GIVEN INSTRUCTION: Keep only the lines that hold the string "eureka", filtering out the rest of the entries below.

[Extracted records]
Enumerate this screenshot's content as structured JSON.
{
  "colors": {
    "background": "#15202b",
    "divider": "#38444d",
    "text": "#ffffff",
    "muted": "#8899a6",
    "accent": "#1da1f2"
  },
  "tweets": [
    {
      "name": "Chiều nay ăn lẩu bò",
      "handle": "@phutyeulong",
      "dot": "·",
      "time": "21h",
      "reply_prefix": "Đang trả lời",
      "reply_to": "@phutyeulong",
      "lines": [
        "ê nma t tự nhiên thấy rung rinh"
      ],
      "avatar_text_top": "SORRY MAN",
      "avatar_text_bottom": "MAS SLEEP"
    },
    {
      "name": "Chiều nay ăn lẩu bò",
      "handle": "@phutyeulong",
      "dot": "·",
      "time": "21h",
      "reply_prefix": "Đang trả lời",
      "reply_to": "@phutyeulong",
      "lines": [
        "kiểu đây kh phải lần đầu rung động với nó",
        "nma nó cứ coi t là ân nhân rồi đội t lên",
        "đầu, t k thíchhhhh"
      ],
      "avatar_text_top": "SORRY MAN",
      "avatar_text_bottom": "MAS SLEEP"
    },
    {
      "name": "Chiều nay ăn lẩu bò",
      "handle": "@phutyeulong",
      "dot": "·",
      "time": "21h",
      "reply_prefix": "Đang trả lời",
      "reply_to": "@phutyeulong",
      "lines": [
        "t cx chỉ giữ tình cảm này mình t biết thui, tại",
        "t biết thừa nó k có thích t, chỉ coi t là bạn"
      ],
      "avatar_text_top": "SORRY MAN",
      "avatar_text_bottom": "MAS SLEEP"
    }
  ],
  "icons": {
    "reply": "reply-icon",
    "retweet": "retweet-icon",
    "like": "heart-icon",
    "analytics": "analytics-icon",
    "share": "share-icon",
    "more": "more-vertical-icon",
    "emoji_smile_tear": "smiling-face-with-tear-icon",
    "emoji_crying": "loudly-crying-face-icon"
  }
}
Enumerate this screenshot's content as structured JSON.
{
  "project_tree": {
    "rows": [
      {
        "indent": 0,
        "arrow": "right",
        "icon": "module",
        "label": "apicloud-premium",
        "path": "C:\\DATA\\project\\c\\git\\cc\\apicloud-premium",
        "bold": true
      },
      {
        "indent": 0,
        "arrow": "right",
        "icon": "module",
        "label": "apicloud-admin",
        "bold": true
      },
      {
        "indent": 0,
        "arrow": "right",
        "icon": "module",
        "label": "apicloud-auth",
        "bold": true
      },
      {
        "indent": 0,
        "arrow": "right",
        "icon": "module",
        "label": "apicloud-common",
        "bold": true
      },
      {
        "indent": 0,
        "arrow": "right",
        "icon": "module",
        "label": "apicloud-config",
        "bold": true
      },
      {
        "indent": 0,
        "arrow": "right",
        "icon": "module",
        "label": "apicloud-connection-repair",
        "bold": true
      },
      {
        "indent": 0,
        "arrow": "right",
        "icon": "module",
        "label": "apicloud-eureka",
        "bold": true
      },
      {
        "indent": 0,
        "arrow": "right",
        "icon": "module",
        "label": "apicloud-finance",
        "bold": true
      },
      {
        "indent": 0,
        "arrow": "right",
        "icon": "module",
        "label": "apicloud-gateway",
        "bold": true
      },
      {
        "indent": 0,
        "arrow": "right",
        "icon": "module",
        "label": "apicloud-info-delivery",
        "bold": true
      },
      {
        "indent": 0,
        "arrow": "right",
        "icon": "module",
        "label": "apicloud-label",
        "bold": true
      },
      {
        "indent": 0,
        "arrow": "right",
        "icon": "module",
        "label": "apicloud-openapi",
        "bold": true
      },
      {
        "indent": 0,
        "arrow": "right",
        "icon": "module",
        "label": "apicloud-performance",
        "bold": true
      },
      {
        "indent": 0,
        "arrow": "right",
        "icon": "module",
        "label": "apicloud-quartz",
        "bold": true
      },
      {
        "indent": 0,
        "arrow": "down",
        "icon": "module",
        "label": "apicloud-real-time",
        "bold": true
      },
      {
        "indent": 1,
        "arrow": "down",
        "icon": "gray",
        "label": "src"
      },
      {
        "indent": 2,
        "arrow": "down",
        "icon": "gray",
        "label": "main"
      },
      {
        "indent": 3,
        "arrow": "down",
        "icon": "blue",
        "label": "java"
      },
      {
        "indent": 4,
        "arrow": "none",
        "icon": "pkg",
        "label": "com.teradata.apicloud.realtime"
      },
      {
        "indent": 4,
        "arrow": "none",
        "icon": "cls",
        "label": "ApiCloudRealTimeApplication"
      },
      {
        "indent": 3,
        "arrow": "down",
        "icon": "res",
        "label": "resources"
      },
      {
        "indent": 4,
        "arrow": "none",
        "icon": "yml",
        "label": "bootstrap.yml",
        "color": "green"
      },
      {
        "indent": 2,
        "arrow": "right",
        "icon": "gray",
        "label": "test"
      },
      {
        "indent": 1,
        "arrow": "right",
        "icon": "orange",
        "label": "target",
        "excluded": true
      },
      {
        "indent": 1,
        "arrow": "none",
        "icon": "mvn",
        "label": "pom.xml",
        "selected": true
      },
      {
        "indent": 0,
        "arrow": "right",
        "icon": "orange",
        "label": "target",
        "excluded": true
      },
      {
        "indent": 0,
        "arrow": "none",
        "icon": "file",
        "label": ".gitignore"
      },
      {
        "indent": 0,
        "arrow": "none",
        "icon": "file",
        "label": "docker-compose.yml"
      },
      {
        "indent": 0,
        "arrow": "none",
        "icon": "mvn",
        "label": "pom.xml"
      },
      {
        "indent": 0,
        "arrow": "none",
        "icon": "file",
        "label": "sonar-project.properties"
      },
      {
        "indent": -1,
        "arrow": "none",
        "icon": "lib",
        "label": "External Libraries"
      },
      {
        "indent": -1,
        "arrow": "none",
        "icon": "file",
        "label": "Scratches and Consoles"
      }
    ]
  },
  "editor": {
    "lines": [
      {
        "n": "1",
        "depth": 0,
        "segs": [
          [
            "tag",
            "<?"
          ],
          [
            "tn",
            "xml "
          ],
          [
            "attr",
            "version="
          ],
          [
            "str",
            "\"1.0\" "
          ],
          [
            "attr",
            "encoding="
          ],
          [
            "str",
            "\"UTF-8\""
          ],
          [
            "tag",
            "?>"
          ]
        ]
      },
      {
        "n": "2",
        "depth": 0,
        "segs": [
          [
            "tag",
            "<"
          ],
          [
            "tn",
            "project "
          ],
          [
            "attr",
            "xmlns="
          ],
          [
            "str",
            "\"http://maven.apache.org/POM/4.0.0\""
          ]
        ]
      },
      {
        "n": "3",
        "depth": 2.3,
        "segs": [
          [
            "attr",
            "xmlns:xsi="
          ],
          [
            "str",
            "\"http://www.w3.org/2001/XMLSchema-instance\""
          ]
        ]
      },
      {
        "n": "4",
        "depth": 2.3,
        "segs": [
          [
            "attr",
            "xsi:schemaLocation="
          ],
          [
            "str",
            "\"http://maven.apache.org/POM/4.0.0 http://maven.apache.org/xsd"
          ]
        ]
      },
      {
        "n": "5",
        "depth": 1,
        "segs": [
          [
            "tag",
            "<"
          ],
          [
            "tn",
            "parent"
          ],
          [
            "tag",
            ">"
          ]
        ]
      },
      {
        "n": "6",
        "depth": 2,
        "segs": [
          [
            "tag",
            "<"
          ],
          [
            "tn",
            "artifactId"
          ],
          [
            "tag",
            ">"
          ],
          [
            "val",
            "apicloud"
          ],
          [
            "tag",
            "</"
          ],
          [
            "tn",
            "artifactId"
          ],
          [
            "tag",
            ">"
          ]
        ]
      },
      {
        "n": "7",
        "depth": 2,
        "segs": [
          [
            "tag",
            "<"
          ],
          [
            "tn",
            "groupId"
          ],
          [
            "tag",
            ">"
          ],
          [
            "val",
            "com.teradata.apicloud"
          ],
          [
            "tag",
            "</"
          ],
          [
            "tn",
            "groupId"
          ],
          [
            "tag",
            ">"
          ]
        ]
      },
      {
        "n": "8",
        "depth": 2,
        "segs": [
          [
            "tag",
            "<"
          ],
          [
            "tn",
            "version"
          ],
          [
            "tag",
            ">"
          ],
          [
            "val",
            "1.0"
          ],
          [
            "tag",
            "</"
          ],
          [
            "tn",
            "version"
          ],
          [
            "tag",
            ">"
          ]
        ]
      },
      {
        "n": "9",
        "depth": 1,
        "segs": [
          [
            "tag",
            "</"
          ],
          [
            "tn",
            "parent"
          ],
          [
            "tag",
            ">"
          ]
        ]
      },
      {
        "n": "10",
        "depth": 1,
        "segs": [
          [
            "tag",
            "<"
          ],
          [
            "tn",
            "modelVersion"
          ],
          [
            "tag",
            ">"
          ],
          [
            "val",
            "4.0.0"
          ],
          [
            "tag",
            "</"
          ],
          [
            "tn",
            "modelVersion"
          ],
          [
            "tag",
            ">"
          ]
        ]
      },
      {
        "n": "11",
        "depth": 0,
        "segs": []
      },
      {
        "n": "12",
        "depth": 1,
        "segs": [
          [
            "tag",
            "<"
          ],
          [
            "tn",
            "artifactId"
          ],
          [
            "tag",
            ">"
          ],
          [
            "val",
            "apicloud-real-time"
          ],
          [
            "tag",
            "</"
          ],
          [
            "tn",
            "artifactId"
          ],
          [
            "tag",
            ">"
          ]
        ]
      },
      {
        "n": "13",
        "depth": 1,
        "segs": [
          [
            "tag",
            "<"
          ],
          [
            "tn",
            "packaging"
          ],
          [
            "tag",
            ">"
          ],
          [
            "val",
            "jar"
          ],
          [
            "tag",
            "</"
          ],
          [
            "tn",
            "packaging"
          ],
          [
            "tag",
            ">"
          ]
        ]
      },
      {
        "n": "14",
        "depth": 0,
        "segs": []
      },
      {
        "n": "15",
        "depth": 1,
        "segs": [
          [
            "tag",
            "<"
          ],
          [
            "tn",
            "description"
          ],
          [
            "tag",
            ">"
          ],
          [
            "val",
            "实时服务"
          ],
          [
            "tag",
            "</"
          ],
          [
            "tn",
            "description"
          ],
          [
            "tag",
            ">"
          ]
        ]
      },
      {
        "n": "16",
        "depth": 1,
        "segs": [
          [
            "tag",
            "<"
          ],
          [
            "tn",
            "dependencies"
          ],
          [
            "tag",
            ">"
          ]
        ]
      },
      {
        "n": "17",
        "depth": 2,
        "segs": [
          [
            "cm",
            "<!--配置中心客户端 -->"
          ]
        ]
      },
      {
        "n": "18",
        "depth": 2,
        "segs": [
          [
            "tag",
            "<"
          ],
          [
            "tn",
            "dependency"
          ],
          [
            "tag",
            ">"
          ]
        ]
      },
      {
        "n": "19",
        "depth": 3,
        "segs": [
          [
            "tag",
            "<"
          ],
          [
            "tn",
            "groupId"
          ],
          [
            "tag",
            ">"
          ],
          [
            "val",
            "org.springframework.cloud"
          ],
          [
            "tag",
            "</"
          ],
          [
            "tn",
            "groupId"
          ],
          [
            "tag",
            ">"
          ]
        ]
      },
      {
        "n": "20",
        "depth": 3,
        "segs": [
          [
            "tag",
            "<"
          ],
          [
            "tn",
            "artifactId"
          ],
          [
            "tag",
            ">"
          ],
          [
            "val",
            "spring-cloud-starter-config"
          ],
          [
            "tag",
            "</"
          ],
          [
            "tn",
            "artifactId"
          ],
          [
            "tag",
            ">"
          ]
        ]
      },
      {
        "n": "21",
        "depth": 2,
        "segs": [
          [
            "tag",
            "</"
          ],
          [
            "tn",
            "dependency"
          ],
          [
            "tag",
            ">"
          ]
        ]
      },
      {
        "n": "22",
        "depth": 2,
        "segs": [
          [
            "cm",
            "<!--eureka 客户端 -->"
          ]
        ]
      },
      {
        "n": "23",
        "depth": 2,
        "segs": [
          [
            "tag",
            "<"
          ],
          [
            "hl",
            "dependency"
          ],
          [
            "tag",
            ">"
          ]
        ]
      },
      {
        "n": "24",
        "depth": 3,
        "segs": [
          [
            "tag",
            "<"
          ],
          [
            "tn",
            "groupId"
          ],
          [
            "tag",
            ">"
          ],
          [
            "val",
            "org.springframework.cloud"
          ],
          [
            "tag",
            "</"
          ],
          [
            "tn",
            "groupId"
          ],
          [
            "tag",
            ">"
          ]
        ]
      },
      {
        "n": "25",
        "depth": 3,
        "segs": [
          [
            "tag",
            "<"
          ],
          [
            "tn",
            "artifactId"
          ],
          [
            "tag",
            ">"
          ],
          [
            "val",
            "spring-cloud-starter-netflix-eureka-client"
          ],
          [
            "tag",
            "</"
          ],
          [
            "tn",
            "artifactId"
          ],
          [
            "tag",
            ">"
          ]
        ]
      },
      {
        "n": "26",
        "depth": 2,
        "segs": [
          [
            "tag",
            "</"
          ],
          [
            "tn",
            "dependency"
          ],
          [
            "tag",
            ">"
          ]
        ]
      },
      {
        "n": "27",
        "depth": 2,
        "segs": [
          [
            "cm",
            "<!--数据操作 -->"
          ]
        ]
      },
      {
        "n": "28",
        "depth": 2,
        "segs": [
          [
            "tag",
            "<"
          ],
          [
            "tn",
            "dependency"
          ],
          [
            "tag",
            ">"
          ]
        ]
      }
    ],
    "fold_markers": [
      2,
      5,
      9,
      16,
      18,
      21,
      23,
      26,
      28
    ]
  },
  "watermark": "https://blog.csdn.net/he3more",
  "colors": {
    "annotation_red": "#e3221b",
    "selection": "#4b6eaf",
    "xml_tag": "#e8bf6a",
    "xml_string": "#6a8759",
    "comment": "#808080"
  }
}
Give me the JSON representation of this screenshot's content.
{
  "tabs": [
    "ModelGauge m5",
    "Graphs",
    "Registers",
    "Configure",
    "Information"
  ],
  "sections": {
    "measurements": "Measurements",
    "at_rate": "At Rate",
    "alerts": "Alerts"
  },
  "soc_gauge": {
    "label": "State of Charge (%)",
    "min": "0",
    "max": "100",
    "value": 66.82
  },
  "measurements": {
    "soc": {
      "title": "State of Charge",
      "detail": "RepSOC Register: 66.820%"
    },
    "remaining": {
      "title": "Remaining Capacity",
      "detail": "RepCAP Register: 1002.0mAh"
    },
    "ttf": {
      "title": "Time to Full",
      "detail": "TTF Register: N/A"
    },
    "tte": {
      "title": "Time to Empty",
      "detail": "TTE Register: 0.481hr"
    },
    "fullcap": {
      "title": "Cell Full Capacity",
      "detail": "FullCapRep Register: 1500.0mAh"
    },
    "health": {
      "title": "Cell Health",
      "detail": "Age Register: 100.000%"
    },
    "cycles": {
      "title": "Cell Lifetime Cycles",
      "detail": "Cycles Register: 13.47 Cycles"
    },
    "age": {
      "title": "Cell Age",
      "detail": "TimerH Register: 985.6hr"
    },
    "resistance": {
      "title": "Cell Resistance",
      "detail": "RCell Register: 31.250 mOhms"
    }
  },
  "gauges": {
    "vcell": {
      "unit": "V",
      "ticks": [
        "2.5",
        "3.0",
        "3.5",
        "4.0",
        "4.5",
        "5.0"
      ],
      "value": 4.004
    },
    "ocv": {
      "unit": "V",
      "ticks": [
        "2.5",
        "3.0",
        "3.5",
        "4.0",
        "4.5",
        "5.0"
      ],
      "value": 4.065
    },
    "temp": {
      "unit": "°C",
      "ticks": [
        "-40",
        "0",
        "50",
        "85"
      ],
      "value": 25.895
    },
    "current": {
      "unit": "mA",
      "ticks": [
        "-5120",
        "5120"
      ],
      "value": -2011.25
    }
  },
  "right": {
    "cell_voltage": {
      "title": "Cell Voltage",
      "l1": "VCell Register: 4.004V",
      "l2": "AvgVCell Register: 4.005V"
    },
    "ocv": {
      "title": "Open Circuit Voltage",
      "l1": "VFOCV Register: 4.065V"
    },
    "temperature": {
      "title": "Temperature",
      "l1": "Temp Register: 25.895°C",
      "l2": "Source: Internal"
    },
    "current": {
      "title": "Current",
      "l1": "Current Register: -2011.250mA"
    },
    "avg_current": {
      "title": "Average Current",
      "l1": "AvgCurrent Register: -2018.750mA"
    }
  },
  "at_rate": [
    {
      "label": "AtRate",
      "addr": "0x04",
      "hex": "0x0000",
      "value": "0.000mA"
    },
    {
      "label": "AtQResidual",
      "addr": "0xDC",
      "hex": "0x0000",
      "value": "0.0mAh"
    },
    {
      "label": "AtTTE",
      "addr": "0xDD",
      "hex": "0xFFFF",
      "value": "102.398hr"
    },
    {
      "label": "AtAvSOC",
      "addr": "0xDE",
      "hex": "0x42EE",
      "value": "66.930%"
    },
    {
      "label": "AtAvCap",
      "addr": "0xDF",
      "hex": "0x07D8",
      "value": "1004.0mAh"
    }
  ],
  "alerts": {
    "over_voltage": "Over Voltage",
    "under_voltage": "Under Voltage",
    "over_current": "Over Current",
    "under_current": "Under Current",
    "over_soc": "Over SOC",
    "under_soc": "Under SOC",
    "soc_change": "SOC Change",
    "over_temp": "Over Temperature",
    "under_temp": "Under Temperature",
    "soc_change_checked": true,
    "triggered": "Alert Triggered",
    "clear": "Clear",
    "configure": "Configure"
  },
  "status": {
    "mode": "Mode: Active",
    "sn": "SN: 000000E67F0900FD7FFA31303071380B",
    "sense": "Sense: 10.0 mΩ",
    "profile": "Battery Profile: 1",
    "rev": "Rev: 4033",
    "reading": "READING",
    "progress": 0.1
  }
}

WRITTEN ANSWER:
        "label": "apicloud-eureka",
            "<!--eureka 客户端 -->"
            "spring-cloud-starter-netflix-eureka-client"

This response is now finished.